Dataset excerpts |
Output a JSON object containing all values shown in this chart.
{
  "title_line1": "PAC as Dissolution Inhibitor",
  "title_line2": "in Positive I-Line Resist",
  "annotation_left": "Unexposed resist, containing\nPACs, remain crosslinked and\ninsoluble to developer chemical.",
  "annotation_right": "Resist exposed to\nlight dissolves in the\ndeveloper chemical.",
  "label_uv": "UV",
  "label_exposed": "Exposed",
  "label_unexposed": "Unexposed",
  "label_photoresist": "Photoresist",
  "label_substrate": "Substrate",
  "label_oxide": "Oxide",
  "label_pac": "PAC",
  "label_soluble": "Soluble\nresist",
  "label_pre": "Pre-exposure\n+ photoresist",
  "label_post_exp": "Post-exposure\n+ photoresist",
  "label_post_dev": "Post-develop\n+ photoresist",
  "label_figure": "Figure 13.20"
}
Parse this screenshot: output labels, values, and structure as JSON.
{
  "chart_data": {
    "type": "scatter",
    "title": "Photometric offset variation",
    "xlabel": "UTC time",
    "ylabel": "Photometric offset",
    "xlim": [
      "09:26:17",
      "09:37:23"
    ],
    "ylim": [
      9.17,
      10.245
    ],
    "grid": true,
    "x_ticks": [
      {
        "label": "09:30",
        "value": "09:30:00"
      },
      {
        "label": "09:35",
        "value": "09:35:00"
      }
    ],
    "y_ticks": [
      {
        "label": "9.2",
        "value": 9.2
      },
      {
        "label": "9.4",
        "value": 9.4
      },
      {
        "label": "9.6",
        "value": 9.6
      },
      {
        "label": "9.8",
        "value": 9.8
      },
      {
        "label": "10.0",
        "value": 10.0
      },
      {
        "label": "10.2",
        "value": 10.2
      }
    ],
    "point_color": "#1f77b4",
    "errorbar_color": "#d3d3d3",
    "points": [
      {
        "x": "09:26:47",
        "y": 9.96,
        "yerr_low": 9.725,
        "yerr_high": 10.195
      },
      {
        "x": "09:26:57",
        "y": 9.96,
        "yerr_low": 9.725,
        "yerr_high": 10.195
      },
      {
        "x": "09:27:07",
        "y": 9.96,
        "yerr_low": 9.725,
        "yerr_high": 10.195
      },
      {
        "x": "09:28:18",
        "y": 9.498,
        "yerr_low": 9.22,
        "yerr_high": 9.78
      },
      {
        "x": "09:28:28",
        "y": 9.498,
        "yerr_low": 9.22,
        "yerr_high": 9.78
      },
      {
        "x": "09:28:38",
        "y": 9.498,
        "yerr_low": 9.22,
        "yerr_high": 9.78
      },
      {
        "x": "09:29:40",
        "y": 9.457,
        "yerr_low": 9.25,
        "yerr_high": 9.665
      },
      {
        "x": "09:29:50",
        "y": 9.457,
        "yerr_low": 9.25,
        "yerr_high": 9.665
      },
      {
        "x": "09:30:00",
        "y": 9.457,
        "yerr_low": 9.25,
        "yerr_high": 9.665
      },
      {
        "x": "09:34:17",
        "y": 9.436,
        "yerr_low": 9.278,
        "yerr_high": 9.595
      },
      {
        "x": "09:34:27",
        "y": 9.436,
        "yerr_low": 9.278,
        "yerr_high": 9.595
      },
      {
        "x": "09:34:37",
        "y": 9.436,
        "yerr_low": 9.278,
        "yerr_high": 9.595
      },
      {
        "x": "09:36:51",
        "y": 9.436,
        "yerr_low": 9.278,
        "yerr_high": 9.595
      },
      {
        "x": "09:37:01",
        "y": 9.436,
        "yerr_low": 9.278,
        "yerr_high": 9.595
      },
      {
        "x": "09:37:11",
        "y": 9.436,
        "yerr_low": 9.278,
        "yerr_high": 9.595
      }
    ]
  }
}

Aim of the exercise | Collect the lines that hold "JSON".

Final result |
Output a JSON object containing all values shown in this chart.
Parse this screenshot: output labels, values, and structure as JSON.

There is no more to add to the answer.